● Exercise details:
Lines containing the string "Orbiter" are to be counted; report only how many there are.

[Stored data]
* START *

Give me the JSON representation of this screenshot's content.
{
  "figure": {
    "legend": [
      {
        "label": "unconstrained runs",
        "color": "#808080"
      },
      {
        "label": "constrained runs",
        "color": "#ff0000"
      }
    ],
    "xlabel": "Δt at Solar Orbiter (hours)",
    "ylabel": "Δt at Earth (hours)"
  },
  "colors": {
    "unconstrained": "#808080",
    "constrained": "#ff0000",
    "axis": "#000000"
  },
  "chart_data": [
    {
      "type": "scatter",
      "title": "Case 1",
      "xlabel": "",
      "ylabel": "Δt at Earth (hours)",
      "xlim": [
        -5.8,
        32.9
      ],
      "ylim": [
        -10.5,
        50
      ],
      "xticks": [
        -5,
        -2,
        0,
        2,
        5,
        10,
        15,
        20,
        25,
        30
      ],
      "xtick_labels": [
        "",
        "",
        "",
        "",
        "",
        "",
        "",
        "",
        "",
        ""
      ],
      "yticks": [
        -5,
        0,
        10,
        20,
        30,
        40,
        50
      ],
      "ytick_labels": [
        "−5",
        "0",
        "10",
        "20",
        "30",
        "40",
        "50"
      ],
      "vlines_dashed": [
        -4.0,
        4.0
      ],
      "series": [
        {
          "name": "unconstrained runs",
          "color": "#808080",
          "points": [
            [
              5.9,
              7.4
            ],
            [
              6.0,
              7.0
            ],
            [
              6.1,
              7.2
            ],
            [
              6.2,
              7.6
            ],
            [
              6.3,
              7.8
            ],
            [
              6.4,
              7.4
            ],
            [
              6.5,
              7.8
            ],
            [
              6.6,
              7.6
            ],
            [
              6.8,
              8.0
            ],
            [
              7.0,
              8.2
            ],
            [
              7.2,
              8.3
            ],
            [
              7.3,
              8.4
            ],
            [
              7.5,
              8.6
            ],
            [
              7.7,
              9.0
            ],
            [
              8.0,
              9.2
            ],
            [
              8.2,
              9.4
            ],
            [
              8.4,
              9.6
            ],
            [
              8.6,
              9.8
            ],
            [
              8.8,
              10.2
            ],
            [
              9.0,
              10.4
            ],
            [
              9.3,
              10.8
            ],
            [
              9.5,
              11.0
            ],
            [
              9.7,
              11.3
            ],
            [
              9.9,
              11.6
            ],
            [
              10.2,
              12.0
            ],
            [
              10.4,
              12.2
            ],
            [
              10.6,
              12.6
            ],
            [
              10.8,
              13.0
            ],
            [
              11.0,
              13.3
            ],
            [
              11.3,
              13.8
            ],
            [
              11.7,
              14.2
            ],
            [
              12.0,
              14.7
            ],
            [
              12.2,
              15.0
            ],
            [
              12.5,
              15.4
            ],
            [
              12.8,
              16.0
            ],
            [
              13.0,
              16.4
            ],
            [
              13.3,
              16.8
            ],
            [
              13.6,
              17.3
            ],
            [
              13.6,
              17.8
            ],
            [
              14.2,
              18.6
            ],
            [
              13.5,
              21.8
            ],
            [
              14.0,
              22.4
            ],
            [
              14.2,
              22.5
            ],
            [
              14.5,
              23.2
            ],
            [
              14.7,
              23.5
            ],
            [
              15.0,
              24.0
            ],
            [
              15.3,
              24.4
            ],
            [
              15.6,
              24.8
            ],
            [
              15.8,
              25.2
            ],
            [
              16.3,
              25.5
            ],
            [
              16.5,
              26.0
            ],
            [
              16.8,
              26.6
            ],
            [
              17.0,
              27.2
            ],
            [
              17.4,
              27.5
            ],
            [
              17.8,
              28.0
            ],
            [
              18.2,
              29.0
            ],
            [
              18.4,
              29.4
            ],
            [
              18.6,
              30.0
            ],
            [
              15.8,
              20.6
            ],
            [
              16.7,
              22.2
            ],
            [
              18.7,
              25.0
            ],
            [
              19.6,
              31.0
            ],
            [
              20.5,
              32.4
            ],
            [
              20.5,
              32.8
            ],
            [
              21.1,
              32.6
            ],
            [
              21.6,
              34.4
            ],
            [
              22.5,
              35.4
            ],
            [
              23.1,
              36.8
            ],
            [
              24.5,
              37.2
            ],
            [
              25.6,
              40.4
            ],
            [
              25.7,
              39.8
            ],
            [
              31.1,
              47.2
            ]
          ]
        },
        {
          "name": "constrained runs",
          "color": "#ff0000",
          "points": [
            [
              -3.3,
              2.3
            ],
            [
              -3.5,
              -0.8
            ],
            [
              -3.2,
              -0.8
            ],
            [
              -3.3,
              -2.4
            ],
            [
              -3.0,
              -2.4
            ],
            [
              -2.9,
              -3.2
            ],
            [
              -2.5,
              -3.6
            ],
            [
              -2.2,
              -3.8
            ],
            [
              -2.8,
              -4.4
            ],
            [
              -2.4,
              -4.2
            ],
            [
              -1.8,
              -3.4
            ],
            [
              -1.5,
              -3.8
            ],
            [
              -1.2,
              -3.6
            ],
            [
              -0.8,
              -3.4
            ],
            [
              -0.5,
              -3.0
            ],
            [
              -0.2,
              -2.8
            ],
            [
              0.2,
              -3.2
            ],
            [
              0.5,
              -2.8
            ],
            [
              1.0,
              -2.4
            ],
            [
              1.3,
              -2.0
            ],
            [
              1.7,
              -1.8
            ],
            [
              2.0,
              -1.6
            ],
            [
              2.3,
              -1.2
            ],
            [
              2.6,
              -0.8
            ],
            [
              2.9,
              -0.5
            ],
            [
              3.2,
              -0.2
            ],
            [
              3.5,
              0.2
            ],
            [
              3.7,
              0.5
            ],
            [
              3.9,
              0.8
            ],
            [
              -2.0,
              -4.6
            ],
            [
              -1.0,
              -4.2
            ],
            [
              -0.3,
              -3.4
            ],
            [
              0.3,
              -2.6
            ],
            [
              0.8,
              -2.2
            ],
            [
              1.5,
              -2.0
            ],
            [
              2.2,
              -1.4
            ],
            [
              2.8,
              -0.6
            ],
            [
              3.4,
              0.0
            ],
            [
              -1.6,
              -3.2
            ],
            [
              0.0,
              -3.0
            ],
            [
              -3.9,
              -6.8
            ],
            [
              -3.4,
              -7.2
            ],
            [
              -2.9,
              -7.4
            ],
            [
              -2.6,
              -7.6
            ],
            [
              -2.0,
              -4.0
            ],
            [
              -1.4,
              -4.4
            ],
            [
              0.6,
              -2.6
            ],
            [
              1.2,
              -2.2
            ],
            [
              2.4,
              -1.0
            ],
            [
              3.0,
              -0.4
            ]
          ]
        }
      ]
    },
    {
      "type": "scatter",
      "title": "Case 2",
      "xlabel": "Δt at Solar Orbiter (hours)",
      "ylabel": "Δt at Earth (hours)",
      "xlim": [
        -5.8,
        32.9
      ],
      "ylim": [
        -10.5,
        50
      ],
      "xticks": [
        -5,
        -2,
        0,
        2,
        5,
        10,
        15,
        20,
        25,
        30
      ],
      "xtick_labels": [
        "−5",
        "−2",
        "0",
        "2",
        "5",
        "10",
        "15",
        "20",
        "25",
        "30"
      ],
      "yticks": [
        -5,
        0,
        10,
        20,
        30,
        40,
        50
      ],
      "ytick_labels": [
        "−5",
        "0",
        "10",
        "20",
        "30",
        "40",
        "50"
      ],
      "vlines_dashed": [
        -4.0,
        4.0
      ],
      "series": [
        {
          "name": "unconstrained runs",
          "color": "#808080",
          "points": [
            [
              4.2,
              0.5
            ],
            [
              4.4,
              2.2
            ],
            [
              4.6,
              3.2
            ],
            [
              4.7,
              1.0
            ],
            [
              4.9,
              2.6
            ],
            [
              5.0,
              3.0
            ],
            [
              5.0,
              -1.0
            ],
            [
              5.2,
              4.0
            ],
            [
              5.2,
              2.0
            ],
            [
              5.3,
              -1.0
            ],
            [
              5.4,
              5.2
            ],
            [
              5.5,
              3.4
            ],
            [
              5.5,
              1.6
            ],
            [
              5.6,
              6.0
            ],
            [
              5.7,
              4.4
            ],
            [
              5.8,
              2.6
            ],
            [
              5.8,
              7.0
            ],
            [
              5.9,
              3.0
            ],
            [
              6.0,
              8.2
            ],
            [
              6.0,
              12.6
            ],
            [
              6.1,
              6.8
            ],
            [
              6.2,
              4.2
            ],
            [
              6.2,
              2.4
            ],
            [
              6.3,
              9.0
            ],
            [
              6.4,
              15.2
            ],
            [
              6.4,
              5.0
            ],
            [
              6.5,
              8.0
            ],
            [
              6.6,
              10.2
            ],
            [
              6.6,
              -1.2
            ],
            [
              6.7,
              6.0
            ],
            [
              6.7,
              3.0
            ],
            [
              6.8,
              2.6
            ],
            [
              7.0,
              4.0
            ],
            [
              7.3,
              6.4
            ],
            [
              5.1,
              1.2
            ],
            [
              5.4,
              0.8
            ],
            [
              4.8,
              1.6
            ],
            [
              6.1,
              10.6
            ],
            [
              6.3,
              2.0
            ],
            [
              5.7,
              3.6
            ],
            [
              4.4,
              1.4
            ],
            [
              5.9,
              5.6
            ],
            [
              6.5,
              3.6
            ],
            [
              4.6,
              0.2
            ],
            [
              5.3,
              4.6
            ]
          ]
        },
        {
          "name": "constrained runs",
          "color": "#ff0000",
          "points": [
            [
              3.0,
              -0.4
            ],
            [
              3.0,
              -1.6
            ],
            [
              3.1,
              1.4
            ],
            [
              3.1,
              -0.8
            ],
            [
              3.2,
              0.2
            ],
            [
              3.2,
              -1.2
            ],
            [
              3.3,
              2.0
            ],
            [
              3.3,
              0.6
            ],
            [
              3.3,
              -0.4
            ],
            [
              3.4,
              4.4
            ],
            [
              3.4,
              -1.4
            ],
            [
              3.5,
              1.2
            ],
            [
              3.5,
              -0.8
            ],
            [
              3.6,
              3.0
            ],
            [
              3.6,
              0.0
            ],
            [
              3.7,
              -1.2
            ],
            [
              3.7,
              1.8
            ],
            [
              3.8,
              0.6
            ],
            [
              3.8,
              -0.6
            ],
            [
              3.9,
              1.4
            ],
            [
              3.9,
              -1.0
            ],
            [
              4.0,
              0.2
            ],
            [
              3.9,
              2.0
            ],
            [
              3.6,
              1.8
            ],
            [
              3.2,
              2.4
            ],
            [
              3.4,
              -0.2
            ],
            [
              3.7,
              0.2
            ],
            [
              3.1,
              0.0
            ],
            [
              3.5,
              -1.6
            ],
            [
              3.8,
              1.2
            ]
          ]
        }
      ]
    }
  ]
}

* END *

● Output of the exercise:
2